George Eliot Review Online
Date of this Version
2011
Document Type
Article
Citation
The George Eliot Review 42 (2011)
Abstract
In a previously published article entitled 'The Role of the Narrator in George Eliot's Novels',1 I attempted to defend her narrator (particularly in regard to Middlemarch) from a variety of critical attacks. The main points of my argument were: (I) that the narrator should not be identified with Eliot herself as it often is but is a persona with a tone of voice separate from the author and thus both integrated into the fiction and central to its structure; (2) form and realism were reconciled by the fact that the narrator was represented as a historical novelist writing a novel about people and situations that were real for him (or her), the narrator not being gender specific after Adam Bede; (3) the narrator's knowledge of what is going on in the minds of the characters does not indicate Godlike omniscience but is rather a historical novelist's reconstruction of their inner lives using techniques and devices associated with the novel as a literary genre; (4) the formal organization of the novels, such as parallelism between characters and situations, does not imply that reality in itself has immanent form; (5) the narrator does not disguise the fact that he (or she) has a point of view in relation to ethical, philosophical and political questions and that this shapes his (or her) representation of reality; (6) narration must always be interpretation.

(Stored records)
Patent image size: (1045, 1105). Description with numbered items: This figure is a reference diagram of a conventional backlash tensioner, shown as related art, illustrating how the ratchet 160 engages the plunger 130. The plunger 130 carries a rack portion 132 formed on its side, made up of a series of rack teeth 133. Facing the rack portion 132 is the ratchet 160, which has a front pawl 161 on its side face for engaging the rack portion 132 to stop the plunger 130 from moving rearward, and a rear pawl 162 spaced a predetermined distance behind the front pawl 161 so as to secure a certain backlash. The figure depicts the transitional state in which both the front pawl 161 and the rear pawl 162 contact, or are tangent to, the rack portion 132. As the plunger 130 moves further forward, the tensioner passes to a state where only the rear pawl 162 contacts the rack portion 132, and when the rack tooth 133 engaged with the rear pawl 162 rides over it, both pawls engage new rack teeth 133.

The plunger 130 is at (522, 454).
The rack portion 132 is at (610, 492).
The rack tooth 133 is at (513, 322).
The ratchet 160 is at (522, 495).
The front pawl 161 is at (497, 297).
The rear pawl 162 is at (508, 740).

_Your tasks_
A - Return each line of the records that contains the string "plunger", treating uppercase and lowercase letters as distinct.
B - Pick up the abstract on the narrator in George Eliot's novels where it stops, and extend it.
The text and the records bear no relation to each other.

_Final results_
A -
Patent image size: (1045, 1105). Description with numbered items: This figure is a reference diagram of a conventional backlash tensioner, shown as related art, illustrating how the ratchet 160 engages the plunger 130. The plunger 130 carries a rack portion 132 formed on its side, made up of a series of rack teeth 133. Facing the rack portion 132 is the ratchet 160, which has a front pawl 161 on its side face for engaging the rack portion 132 to stop the plunger 130 from moving rearward, and a rear pawl 162 spaced a predetermined distance behind the front pawl 161 so as to secure a certain backlash. The figure depicts the transitional state in which both the front pawl 161 and the rear pawl 162 contact, or are tangent to, the rack portion 132. As the plunger 130 moves further forward, the tensioner passes to a state where only the rear pawl 162 contacts the rack portion 132, and when the rack tooth 133 engaged with the rear pawl 162 rides over it, both pawls engage new rack teeth 133.
The plunger 130 is at (522, 454).

B -
I still broadly agree with these points but there are some issues in regard to narration in Eliot that still need to be addressed, and again I shall focus mainly on Middlemarch. The terms 'reliable' and 'unreliable' are common in the theory of narrative. Is Eliot's narrator 'reliable' in that the reader is expected to accept and trust the narrator's representation of reality? What if the reader or some readers disagree with the narrator's judgements, and of course the narrator in Middlemarch is exceptionally 'intrusive'? Does this make the narrator 'unreliable' for these readers? Dorothea Barrett in her book Vocation and Desire: George Eliot's Heroines accepts that Eliot intends her narration to be 'reliable' but finds the narrator a conservative figure and refuses to accept what she sees as the conservative ideology being promulgated by this narrator. Her solution to the problem is to identify this conservative narrator with 'Marian Lewes' but to discern a more radical ideology in the subtext of the novel which she attributes to the artist 'George Eliot', who remains in contact at an unconscious level with the radicalism of the earlier self of the author. In effect then the narration becomes 'unreliable' even if Eliot as author at a conscious level did not intend it to be: 'Marian Lewes clearly intends to recommend [submissiveness], but the texts themselves subvert her intention'.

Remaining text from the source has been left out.